Records contained in a dataset
----------

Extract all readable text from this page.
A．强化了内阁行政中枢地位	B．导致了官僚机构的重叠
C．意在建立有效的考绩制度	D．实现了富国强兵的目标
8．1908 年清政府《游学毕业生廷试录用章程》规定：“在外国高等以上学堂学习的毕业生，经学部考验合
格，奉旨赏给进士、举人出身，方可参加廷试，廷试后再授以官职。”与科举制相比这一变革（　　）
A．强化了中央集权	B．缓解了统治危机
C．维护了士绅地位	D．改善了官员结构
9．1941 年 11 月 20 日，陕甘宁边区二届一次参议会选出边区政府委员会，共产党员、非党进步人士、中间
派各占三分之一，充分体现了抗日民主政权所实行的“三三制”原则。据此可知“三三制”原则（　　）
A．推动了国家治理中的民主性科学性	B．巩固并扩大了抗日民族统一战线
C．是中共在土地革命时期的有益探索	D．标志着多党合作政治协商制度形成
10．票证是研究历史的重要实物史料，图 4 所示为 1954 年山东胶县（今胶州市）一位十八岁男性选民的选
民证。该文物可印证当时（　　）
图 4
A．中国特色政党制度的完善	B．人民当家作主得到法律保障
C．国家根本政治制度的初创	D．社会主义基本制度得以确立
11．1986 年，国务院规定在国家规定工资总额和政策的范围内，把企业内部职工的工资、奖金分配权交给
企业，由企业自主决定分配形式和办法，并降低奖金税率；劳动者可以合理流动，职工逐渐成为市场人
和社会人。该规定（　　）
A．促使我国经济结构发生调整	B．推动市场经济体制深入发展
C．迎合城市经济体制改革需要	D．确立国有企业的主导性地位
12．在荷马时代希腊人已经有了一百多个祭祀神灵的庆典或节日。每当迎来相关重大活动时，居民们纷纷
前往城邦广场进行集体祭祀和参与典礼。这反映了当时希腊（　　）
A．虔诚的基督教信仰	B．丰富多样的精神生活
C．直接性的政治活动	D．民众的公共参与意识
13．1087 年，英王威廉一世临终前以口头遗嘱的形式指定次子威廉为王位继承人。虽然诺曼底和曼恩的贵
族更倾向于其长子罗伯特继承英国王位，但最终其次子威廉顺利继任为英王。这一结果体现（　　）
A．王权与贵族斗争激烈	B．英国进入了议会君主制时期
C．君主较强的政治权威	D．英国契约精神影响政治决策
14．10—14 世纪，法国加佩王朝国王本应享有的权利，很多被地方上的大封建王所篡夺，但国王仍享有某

----------

▸ **GIVEN EXERCISE**
Copy out all of the records shown above exactly.

▸ **SOLUTION TO THIS TASK**
Extract all readable text from this page.
A．强化了内阁行政中枢地位	B．导致了官僚机构的重叠
C．意在建立有效的考绩制度	D．实现了富国强兵的目标
8．1908 年清政府《游学毕业生廷试录用章程》规定：“在外国高等以上学堂学习的毕业生，经学部考验合
格，奉旨赏给进士、举人出身，方可参加廷试，廷试后再授以官职。”与科举制相比这一变革（　　）
A．强化了中央集权	B．缓解了统治危机
C．维护了士绅地位	D．改善了官员结构
9．1941 年 11 月 20 日，陕甘宁边区二届一次参议会选出边区政府委员会，共产党员、非党进步人士、中间
派各占三分之一，充分体现了抗日民主政权所实行的“三三制”原则。据此可知“三三制”原则（　　）
A．推动了国家治理中的民主性科学性	B．巩固并扩大了抗日民族统一战线
C．是中共在土地革命时期的有益探索	D．标志着多党合作政治协商制度形成
10．票证是研究历史的重要实物史料，图 4 所示为 1954 年山东胶县（今胶州市）一位十八岁男性选民的选
民证。该文物可印证当时（　　）
图 4
A．中国特色政党制度的完善	B．人民当家作主得到法律保障
C．国家根本政治制度的初创	D．社会主义基本制度得以确立
11．1986 年，国务院规定在国家规定工资总额和政策的范围内，把企业内部职工的工资、奖金分配权交给
企业，由企业自主决定分配形式和办法，并降低奖金税率；劳动者可以合理流动，职工逐渐成为市场人
和社会人。该规定（　　）
A．促使我国经济结构发生调整	B．推动市场经济体制深入发展
C．迎合城市经济体制改革需要	D．确立国有企业的主导性地位
12．在荷马时代希腊人已经有了一百多个祭祀神灵的庆典或节日。每当迎来相关重大活动时，居民们纷纷
前往城邦广场进行集体祭祀和参与典礼。这反映了当时希腊（　　）
A．虔诚的基督教信仰	B．丰富多样的精神生活
C．直接性的政治活动	D．民众的公共参与意识
13．1087 年，英王威廉一世临终前以口头遗嘱的形式指定次子威廉为王位继承人。虽然诺曼底和曼恩的贵
族更倾向于其长子罗伯特继承英国王位，但最终其次子威廉顺利继任为英王。这一结果体现（　　）
A．王权与贵族斗争激烈	B．英国进入了议会君主制时期
C．君主较强的政治权威	D．英国契约精神影响政治决策
14．10—14 世纪，法国加佩王朝国王本应享有的权利，很多被地方上的大封建王所篡夺，但国王仍享有某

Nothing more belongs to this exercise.